▶ [PROBLEM DESCRIPTION]:
Please give the count of lines holding the string "only" and nothing besides.

[Dataset excerpt]

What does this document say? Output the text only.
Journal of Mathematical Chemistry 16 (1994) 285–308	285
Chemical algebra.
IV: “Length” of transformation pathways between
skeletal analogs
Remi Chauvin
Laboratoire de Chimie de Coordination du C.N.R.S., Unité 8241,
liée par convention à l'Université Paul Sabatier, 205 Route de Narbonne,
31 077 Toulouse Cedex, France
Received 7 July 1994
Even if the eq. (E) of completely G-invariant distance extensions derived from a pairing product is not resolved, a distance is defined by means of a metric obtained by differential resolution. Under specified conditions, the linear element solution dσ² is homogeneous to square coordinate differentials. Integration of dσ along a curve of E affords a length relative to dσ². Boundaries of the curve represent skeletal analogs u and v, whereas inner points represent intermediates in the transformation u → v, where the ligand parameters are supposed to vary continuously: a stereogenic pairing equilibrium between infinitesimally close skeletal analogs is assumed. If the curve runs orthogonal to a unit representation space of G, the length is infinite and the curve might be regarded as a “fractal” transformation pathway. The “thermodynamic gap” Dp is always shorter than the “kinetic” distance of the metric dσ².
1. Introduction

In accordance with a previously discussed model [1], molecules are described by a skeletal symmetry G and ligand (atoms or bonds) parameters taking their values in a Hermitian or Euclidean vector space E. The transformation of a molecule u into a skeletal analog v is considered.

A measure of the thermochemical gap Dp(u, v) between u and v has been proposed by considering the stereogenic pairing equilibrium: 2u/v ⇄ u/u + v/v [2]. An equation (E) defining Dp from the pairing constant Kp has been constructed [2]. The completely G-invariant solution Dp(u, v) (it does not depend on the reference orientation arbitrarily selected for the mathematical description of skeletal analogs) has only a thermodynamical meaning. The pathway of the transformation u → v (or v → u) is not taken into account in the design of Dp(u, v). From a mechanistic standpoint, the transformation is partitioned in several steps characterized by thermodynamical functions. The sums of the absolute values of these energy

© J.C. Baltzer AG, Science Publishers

▶ [ANSWER TO THIS PROBLEM]:
2